→ **WHAT THE EXERCISE ASKS**: Skip every image and restate the data word for word.

Items from a figure collection
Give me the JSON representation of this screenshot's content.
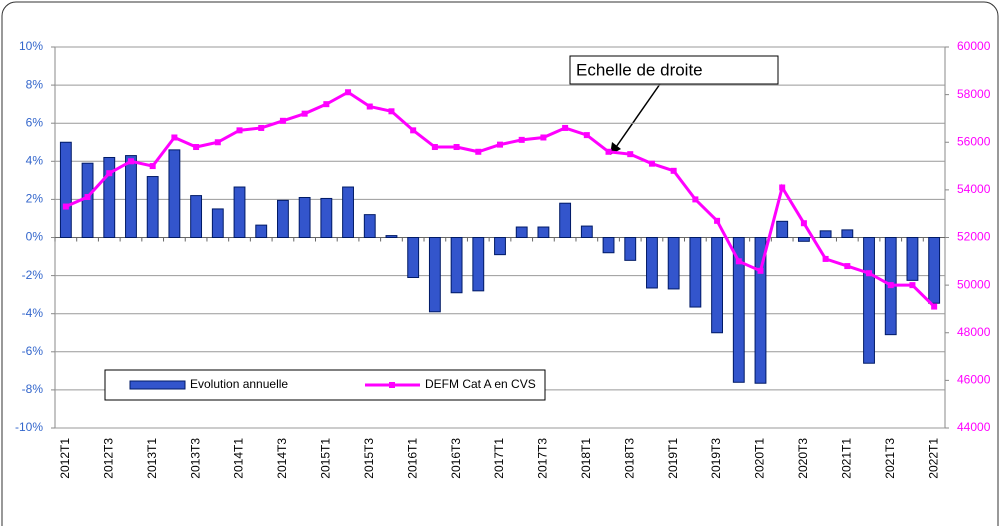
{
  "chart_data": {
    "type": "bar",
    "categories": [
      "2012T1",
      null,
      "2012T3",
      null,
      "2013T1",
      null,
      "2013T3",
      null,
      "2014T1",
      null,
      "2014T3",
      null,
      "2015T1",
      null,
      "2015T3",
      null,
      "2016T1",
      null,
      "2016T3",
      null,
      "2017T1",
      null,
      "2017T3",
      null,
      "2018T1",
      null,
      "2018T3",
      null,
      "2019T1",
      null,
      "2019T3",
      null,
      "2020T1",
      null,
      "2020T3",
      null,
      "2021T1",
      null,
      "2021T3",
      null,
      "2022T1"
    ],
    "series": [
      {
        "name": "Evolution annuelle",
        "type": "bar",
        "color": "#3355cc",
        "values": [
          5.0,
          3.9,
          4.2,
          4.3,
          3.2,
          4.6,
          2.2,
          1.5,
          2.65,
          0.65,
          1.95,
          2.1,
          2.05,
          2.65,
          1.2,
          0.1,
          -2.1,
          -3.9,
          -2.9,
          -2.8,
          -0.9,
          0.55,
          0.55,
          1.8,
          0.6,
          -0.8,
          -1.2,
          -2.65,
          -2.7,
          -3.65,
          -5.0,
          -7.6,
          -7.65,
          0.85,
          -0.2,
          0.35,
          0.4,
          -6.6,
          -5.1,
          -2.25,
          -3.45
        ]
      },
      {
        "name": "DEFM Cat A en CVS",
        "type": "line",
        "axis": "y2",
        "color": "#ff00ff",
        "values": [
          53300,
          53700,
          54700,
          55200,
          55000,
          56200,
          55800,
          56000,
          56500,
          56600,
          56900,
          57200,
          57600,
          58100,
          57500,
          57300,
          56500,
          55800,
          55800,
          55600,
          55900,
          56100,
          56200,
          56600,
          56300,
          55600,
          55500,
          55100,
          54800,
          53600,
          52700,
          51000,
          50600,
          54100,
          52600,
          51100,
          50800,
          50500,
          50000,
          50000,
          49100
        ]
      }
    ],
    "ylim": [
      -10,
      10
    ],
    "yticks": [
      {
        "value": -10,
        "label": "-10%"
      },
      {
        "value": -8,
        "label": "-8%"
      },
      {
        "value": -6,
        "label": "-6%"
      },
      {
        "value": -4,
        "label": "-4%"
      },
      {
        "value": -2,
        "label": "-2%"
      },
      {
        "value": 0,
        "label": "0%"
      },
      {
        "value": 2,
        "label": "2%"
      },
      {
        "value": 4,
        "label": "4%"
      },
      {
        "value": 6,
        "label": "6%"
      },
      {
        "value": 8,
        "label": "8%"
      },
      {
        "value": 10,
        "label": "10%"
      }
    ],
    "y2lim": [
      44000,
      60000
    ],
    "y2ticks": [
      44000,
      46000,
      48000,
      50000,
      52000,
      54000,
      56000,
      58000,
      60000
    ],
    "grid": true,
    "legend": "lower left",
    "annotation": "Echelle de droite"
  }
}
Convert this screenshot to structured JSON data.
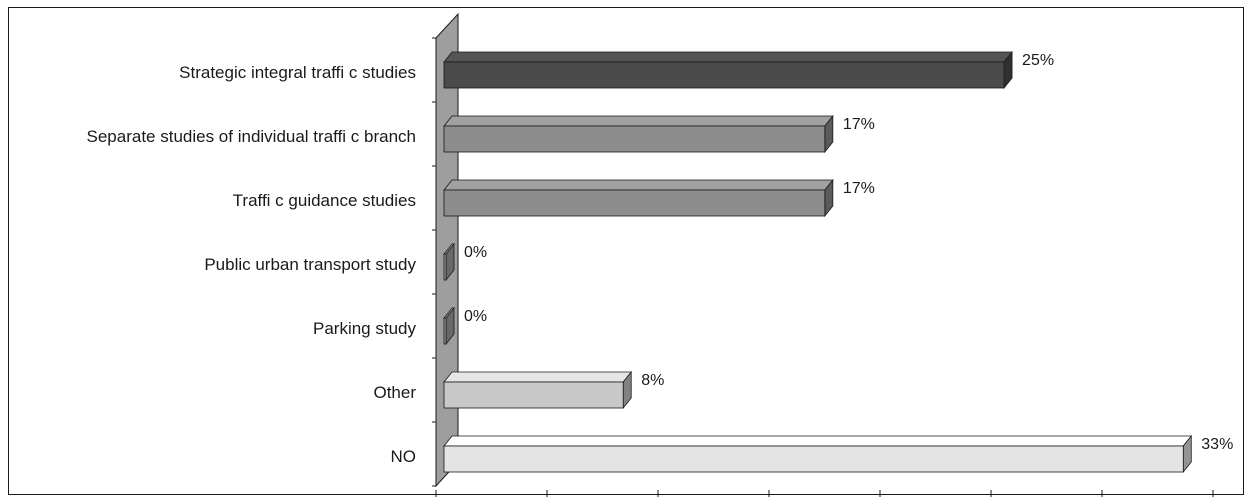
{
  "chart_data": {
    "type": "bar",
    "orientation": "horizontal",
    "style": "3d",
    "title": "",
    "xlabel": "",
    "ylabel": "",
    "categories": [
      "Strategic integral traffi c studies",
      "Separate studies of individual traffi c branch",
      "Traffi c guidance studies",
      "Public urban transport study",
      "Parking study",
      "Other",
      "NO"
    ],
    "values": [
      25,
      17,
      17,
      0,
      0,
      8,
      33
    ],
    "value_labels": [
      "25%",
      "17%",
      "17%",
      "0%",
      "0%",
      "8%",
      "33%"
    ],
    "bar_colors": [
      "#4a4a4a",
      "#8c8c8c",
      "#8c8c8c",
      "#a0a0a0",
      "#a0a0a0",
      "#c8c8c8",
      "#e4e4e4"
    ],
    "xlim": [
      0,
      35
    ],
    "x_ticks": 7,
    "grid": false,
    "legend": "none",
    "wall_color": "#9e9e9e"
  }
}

→ **EXERCISE RESPONSE**:
Give me the JSON representation of this screenshot's content.
{
  "chart_data": {
    "type": "bar",
    "categories": [
      "2012T1",
      null,
      "2012T3",
      null,
      "2013T1",
      null,
      "2013T3",
      null,
      "2014T1",
      null,
      "2014T3",
      null,
      "2015T1",
      null,
      "2015T3",
      null,
      "2016T1",
      null,
      "2016T3",
      null,
      "2017T1",
      null,
      "2017T3",
      null,
      "2018T1",
      null,
      "2018T3",
      null,
      "2019T1",
      null,
      "2019T3",
      null,
      "2020T1",
      null,
      "2020T3",
      null,
      "2021T1",
      null,
      "2021T3",
      null,
      "2022T1"
    ],
    "series": [
      {
        "name": "Evolution annuelle",
        "type": "bar",
        "color": "#3355cc",
        "values": [
          5.0,
          3.9,
          4.2,
          4.3,
          3.2,
          4.6,
          2.2,
          1.5,
          2.65,
          0.65,
          1.95,
          2.1,
          2.05,
          2.65,
          1.2,
          0.1,
          -2.1,
          -3.9,
          -2.9,
          -2.8,
          -0.9,
          0.55,
          0.55,
          1.8,
          0.6,
          -0.8,
          -1.2,
          -2.65,
          -2.7,
          -3.65,
          -5.0,
          -7.6,
          -7.65,
          0.85,
          -0.2,
          0.35,
          0.4,
          -6.6,
          -5.1,
          -2.25,
          -3.45
        ]
      },
      {
        "name": "DEFM Cat A en CVS",
        "type": "line",
        "axis": "y2",
        "color": "#ff00ff",
        "values": [
          53300,
          53700,
          54700,
          55200,
          55000,
          56200,
          55800,
          56000,
          56500,
          56600,
          56900,
          57200,
          57600,
          58100,
          57500,
          57300,
          56500,
          55800,
          55800,
          55600,
          55900,
          56100,
          56200,
          56600,
          56300,
          55600,
          55500,
          55100,
          54800,
          53600,
          52700,
          51000,
          50600,
          54100,
          52600,
          51100,
          50800,
          50500,
          50000,
          50000,
          49100
        ]
      }
    ],
    "ylim": [
      -10,
      10
    ],
    "yticks": [
      {
        "value": -10,
        "label": "-10%"
      },
      {
        "value": -8,
        "label": "-8%"
      },
      {
        "value": -6,
        "label": "-6%"
      },
      {
        "value": -4,
        "label": "-4%"
      },
      {
        "value": -2,
        "label": "-2%"
      },
      {
        "value": 0,
        "label": "0%"
      },
      {
        "value": 2,
        "label": "2%"
      },
      {
        "value": 4,
        "label": "4%"
      },
      {
        "value": 6,
        "label": "6%"
      },
      {
        "value": 8,
        "label": "8%"
      },
      {
        "value": 10,
        "label": "10%"
      }
    ],
    "y2lim": [
      44000,
      60000
    ],
    "y2ticks": [
      44000,
      46000,
      48000,
      50000,
      52000,
      54000,
      56000,
      58000,
      60000
    ],
    "grid": true,
    "legend": "lower left",
    "annotation": "Echelle de droite"
  }
}
Convert this screenshot to structured JSON data.
{
  "chart_data": {
    "type": "bar",
    "orientation": "horizontal",
    "style": "3d",
    "title": "",
    "xlabel": "",
    "ylabel": "",
    "categories": [
      "Strategic integral traffi c studies",
      "Separate studies of individual traffi c branch",
      "Traffi c guidance studies",
      "Public urban transport study",
      "Parking study",
      "Other",
      "NO"
    ],
    "values": [
      25,
      17,
      17,
      0,
      0,
      8,
      33
    ],
    "value_labels": [
      "25%",
      "17%",
      "17%",
      "0%",
      "0%",
      "8%",
      "33%"
    ],
    "bar_colors": [
      "#4a4a4a",
      "#8c8c8c",
      "#8c8c8c",
      "#a0a0a0",
      "#a0a0a0",
      "#c8c8c8",
      "#e4e4e4"
    ],
    "xlim": [
      0,
      35
    ],
    "x_ticks": 7,
    "grid": false,
    "legend": "none",
    "wall_color": "#9e9e9e"
  }
}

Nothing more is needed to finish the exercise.